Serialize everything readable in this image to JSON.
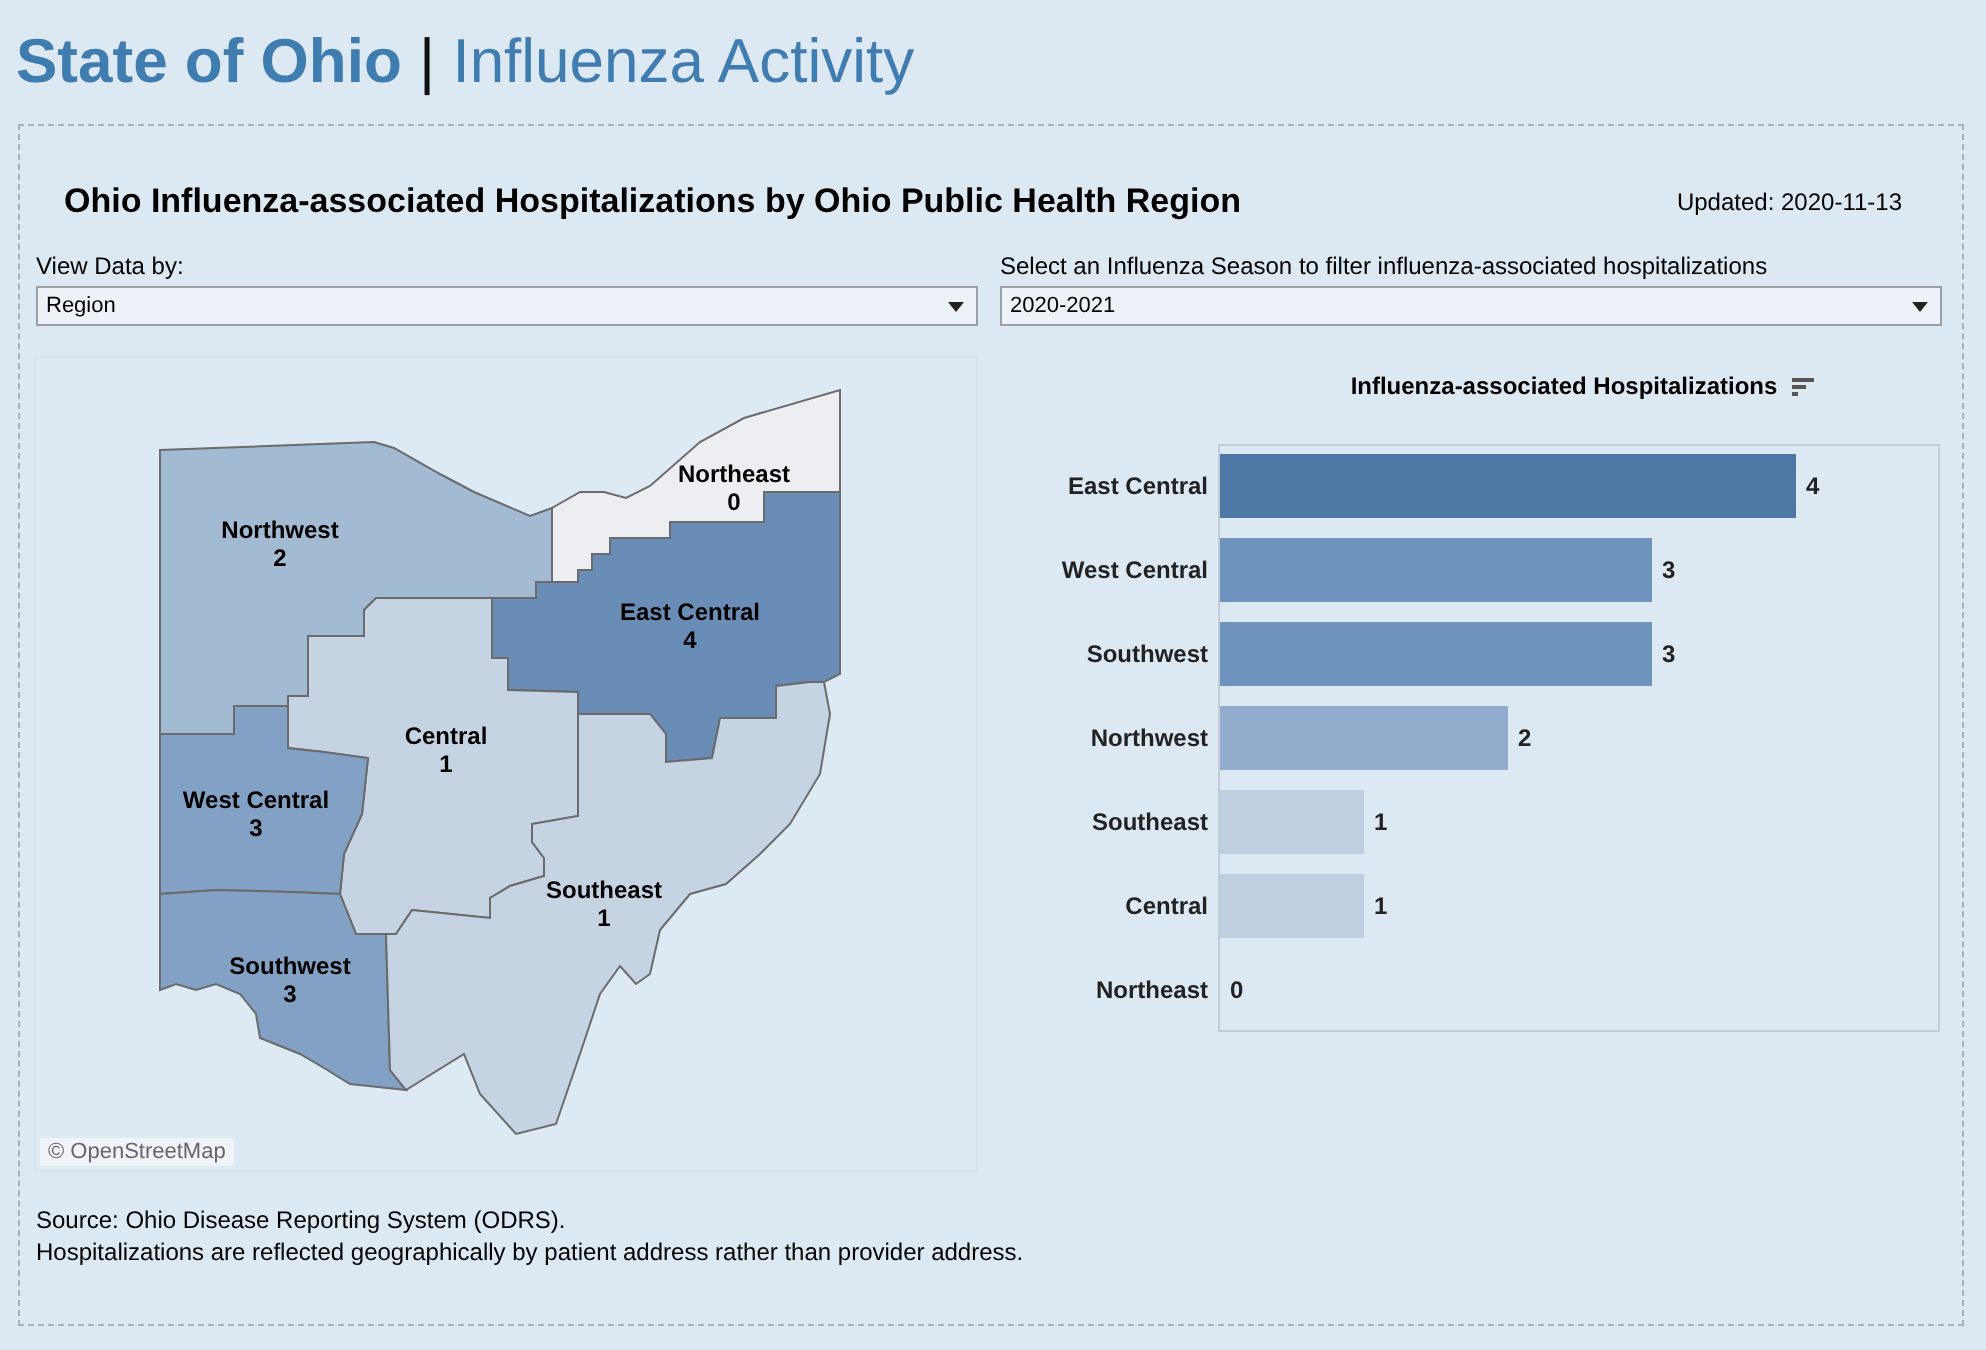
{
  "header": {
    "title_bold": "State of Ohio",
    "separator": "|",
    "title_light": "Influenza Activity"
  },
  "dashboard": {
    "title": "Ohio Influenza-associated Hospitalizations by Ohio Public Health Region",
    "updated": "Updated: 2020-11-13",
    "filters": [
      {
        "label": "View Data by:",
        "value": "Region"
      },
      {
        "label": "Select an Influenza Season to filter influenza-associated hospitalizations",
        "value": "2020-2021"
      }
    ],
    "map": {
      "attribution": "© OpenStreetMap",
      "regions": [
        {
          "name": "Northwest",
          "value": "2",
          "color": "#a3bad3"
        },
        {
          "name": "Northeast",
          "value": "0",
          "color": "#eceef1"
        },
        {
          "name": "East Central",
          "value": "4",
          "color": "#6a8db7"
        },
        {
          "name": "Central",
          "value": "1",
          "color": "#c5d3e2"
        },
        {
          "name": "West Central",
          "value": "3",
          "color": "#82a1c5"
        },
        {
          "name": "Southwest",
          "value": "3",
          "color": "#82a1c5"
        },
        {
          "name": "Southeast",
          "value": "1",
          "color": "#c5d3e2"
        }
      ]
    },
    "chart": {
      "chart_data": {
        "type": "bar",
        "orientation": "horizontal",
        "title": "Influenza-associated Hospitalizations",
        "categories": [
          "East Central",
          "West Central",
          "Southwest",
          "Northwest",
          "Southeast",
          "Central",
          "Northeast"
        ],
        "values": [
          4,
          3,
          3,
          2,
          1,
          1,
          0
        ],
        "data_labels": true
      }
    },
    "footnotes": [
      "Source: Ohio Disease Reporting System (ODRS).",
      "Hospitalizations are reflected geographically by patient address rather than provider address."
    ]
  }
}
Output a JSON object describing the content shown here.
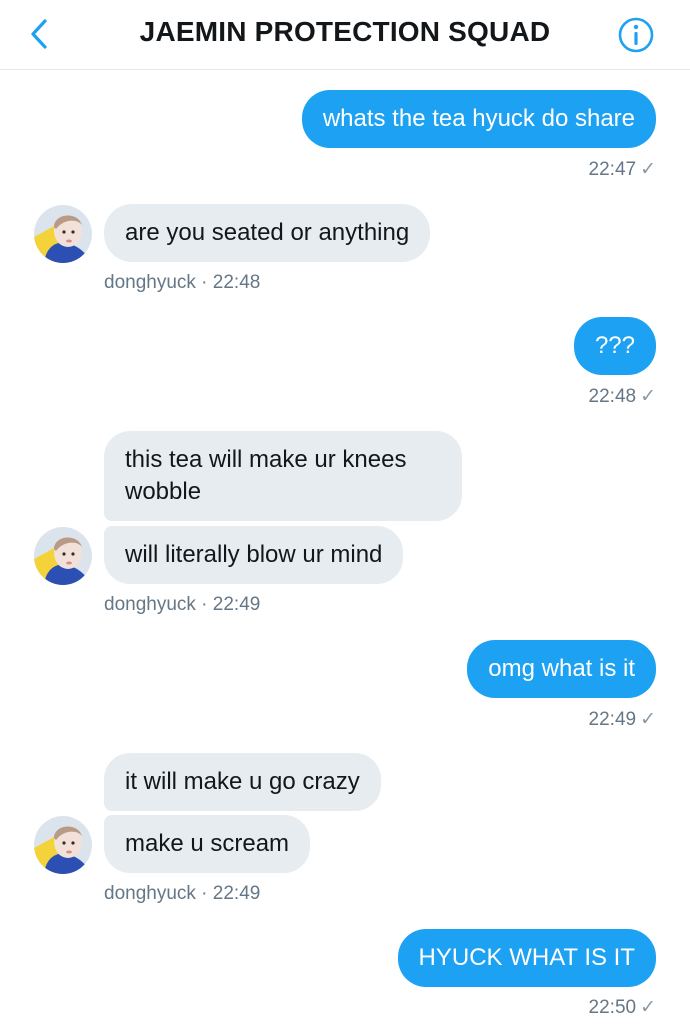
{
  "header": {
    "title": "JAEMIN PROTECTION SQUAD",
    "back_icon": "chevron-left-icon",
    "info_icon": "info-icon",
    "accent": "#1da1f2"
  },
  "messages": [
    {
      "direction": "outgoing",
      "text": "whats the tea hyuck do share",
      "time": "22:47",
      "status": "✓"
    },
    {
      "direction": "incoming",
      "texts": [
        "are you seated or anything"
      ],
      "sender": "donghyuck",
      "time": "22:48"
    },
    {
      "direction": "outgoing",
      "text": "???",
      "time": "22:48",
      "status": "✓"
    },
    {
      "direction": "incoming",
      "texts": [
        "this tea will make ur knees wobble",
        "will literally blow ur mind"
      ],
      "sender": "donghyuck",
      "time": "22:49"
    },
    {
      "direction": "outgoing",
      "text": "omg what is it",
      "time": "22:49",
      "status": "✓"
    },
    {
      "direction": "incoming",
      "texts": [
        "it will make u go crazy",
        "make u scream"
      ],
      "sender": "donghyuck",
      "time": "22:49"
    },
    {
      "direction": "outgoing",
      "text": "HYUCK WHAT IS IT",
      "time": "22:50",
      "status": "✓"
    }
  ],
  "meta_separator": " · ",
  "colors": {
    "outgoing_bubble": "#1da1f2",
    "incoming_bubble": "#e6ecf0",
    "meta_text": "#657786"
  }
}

+ + + + +

> **Written task**: Search the records for the word "will", then list every line that has it.

> **Task answer**:
        "this tea will make ur knees wobble",
        "will literally blow ur mind"
        "it will make u go crazy",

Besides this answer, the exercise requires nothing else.